'''

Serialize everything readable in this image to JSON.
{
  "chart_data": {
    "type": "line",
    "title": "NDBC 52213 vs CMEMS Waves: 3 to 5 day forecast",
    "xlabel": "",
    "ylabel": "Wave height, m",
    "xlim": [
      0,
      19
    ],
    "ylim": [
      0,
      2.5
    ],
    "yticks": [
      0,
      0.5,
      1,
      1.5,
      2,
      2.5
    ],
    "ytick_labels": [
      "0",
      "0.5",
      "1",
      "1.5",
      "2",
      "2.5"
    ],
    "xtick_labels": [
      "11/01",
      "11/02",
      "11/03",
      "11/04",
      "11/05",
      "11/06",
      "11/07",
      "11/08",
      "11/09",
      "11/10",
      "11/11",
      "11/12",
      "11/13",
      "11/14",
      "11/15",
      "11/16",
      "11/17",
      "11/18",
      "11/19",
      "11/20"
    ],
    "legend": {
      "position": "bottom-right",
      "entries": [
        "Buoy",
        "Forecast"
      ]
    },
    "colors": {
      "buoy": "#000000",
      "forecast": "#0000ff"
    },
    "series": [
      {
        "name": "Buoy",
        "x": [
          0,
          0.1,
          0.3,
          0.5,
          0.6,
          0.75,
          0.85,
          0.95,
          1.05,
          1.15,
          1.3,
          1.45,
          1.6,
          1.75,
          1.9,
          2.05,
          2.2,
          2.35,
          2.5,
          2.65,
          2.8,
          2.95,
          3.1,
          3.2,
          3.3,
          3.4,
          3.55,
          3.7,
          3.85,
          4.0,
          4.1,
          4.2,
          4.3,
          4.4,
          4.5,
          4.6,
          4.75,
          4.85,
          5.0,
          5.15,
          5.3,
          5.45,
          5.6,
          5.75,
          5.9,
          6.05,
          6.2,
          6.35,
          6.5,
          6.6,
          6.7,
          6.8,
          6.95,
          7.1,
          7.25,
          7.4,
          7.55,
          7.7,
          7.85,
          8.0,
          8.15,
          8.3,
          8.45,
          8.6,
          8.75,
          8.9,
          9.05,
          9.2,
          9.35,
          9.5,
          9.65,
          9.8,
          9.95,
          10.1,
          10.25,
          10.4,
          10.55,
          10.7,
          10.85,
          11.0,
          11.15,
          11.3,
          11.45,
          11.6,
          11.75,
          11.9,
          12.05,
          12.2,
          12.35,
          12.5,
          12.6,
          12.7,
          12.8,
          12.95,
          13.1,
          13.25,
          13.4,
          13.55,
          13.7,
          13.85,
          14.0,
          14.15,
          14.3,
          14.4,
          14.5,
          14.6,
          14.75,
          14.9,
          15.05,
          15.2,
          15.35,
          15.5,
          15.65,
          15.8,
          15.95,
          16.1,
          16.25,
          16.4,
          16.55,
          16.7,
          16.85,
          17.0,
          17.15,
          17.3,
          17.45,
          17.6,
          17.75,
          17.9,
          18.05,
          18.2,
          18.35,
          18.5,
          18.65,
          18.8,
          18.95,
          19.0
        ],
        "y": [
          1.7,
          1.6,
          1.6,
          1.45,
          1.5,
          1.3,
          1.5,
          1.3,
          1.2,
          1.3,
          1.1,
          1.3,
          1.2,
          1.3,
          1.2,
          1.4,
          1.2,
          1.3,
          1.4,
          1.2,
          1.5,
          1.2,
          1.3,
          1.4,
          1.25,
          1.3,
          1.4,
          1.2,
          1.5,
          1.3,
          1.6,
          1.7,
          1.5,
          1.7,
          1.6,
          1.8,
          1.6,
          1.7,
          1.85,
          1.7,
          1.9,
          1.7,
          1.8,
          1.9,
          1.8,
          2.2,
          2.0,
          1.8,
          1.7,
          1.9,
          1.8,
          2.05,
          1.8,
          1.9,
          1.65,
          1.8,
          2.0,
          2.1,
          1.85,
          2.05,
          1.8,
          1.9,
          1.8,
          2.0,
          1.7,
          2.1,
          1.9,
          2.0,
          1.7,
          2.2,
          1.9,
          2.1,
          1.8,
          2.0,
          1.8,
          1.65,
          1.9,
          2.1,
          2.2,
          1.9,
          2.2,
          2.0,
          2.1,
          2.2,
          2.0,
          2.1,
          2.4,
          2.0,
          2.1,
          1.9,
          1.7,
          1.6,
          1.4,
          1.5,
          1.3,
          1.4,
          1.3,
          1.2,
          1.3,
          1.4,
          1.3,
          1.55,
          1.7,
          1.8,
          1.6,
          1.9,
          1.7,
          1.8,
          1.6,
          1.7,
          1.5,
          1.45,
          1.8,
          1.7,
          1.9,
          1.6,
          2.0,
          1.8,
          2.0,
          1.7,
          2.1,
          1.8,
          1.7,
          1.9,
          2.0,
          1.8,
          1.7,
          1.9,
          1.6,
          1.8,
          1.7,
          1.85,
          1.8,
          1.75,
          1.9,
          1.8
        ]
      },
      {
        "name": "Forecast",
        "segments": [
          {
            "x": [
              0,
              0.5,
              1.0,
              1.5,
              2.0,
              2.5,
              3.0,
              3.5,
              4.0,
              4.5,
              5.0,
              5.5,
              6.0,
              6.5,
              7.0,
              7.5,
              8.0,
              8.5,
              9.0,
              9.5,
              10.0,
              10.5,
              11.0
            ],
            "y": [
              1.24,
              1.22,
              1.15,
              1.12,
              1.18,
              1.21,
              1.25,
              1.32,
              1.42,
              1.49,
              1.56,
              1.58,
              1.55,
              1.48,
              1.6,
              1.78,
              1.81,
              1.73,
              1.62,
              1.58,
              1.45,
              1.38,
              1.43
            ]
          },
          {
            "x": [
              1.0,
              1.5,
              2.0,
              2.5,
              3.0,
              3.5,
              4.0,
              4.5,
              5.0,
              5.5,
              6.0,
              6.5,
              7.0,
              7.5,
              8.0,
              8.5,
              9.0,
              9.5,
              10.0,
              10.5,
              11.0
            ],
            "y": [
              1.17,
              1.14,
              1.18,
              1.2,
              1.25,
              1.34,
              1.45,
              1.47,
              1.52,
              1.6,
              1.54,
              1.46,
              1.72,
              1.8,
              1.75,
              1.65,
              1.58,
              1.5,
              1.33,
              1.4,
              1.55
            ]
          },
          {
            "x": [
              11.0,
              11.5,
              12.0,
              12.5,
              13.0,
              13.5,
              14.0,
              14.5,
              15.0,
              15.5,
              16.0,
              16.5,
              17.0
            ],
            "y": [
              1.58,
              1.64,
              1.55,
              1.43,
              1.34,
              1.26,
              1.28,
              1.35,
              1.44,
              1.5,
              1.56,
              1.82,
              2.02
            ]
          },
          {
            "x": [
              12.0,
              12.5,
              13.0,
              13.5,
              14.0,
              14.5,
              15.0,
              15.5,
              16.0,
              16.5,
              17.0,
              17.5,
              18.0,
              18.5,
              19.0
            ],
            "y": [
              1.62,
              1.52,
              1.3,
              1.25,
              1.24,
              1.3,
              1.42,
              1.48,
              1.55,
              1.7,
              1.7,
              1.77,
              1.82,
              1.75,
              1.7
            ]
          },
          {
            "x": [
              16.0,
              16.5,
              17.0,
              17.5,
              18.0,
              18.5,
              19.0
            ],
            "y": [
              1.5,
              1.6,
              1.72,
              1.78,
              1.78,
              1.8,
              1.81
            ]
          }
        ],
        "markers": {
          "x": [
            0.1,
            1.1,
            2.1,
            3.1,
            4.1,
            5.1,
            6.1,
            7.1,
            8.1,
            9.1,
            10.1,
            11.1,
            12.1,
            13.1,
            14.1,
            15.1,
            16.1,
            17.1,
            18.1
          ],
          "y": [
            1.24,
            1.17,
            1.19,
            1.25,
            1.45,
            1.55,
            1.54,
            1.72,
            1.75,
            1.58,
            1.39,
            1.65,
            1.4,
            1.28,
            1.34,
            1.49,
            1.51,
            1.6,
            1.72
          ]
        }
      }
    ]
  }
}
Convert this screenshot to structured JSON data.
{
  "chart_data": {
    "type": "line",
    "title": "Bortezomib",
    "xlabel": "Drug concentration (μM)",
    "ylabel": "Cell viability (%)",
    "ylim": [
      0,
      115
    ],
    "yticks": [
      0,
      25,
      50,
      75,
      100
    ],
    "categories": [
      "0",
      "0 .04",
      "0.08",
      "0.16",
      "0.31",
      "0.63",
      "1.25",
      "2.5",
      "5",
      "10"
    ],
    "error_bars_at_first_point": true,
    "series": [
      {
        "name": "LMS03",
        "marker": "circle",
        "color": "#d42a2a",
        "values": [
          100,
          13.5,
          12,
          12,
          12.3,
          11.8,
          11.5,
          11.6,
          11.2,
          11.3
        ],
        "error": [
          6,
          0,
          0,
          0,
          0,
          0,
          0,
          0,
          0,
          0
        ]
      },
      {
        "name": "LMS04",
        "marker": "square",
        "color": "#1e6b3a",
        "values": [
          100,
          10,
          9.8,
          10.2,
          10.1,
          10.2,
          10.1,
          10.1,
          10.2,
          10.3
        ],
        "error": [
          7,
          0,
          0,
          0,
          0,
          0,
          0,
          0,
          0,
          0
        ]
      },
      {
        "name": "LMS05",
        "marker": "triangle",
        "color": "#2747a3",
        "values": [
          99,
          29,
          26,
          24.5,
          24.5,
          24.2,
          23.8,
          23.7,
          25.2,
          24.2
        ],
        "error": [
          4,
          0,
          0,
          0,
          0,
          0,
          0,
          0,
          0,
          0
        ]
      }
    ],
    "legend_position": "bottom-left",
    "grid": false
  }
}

'''

__Task instructions__
Copy every line that contains the string "title".

__Exercise output__
    "title": "NDBC 52213 vs CMEMS Waves: 3 to 5 day forecast",
    "title": "Bortezomib",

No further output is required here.